■ INSTRUCTIONS FOR THE TASK: Please retype the data in full and exactly; the pictures are not part of the copy.

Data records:
'''

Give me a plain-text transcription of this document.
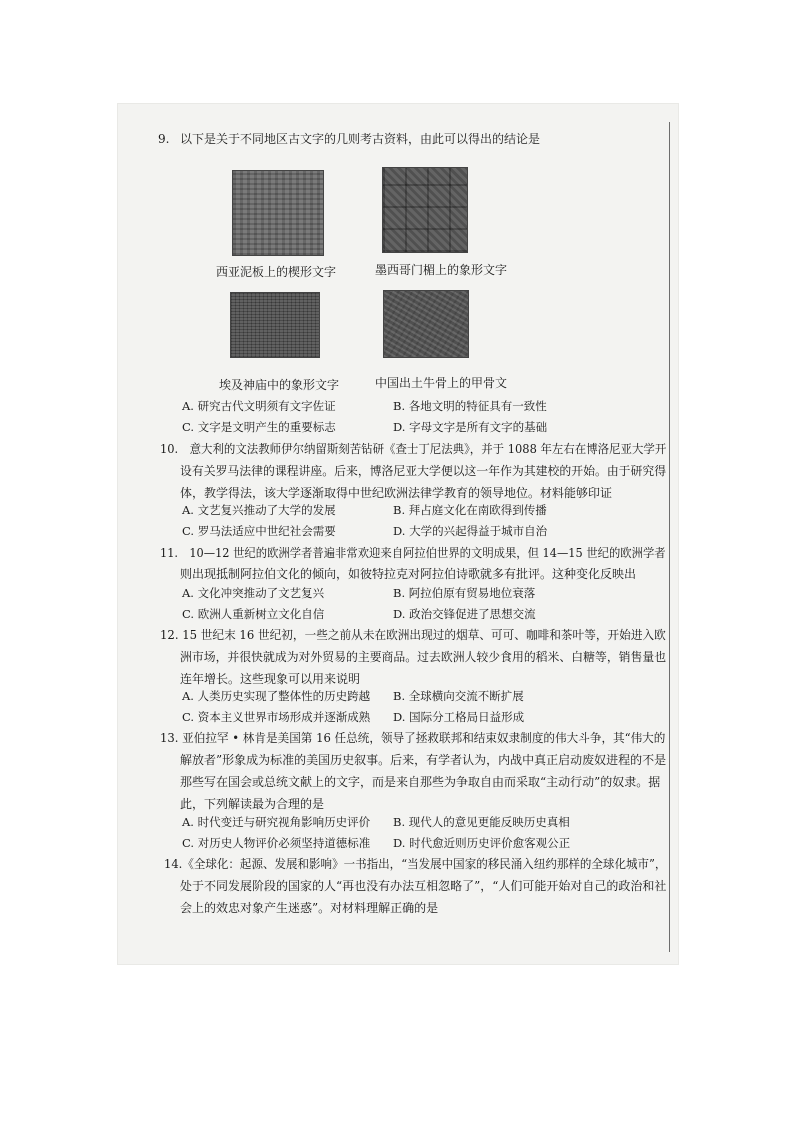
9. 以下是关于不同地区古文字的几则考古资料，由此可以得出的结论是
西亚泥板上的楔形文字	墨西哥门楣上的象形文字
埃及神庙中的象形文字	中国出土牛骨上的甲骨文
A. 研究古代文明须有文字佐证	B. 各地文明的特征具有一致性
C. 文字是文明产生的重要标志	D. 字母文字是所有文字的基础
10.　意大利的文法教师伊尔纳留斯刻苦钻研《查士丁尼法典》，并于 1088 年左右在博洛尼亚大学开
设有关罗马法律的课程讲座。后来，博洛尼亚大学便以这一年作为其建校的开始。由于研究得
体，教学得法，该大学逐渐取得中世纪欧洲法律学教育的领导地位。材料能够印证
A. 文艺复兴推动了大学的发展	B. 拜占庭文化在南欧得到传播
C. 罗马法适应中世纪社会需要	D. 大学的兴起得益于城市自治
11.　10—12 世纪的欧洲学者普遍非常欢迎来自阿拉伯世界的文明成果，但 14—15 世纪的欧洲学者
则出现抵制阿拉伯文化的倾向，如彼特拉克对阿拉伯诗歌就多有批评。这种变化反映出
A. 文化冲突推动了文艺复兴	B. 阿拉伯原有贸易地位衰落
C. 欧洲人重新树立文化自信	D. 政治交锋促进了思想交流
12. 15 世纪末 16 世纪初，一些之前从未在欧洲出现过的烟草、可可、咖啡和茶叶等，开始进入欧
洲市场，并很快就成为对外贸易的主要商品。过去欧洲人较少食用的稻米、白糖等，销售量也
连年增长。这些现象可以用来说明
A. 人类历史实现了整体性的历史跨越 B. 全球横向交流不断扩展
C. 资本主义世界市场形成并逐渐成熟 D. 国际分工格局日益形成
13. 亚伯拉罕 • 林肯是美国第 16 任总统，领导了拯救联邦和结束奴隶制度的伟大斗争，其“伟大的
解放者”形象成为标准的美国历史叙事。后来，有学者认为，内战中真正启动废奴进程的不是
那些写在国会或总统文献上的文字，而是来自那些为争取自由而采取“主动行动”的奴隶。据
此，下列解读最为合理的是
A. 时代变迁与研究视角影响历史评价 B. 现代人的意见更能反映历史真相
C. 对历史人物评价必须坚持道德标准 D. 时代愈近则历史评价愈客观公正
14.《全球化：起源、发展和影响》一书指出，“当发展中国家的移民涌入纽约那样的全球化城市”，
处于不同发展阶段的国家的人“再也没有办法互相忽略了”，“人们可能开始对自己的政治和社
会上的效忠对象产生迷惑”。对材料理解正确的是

'''

■ EXERCISE RESPONSE:
Give me a plain-text transcription of this document.
9. 以下是关于不同地区古文字的几则考古资料，由此可以得出的结论是
西亚泥板上的楔形文字	墨西哥门楣上的象形文字
埃及神庙中的象形文字	中国出土牛骨上的甲骨文
A. 研究古代文明须有文字佐证	B. 各地文明的特征具有一致性
C. 文字是文明产生的重要标志	D. 字母文字是所有文字的基础
10.　意大利的文法教师伊尔纳留斯刻苦钻研《查士丁尼法典》，并于 1088 年左右在博洛尼亚大学开
设有关罗马法律的课程讲座。后来，博洛尼亚大学便以这一年作为其建校的开始。由于研究得
体，教学得法，该大学逐渐取得中世纪欧洲法律学教育的领导地位。材料能够印证
A. 文艺复兴推动了大学的发展	B. 拜占庭文化在南欧得到传播
C. 罗马法适应中世纪社会需要	D. 大学的兴起得益于城市自治
11.　10—12 世纪的欧洲学者普遍非常欢迎来自阿拉伯世界的文明成果，但 14—15 世纪的欧洲学者
则出现抵制阿拉伯文化的倾向，如彼特拉克对阿拉伯诗歌就多有批评。这种变化反映出
A. 文化冲突推动了文艺复兴	B. 阿拉伯原有贸易地位衰落
C. 欧洲人重新树立文化自信	D. 政治交锋促进了思想交流
12. 15 世纪末 16 世纪初，一些之前从未在欧洲出现过的烟草、可可、咖啡和茶叶等，开始进入欧
洲市场，并很快就成为对外贸易的主要商品。过去欧洲人较少食用的稻米、白糖等，销售量也
连年增长。这些现象可以用来说明
A. 人类历史实现了整体性的历史跨越 B. 全球横向交流不断扩展
C. 资本主义世界市场形成并逐渐成熟 D. 国际分工格局日益形成
13. 亚伯拉罕 • 林肯是美国第 16 任总统，领导了拯救联邦和结束奴隶制度的伟大斗争，其“伟大的
解放者”形象成为标准的美国历史叙事。后来，有学者认为，内战中真正启动废奴进程的不是
那些写在国会或总统文献上的文字，而是来自那些为争取自由而采取“主动行动”的奴隶。据
此，下列解读最为合理的是
A. 时代变迁与研究视角影响历史评价 B. 现代人的意见更能反映历史真相
C. 对历史人物评价必须坚持道德标准 D. 时代愈近则历史评价愈客观公正
14.《全球化：起源、发展和影响》一书指出，“当发展中国家的移民涌入纽约那样的全球化城市”，
处于不同发展阶段的国家的人“再也没有办法互相忽略了”，“人们可能开始对自己的政治和社
会上的效忠对象产生迷惑”。对材料理解正确的是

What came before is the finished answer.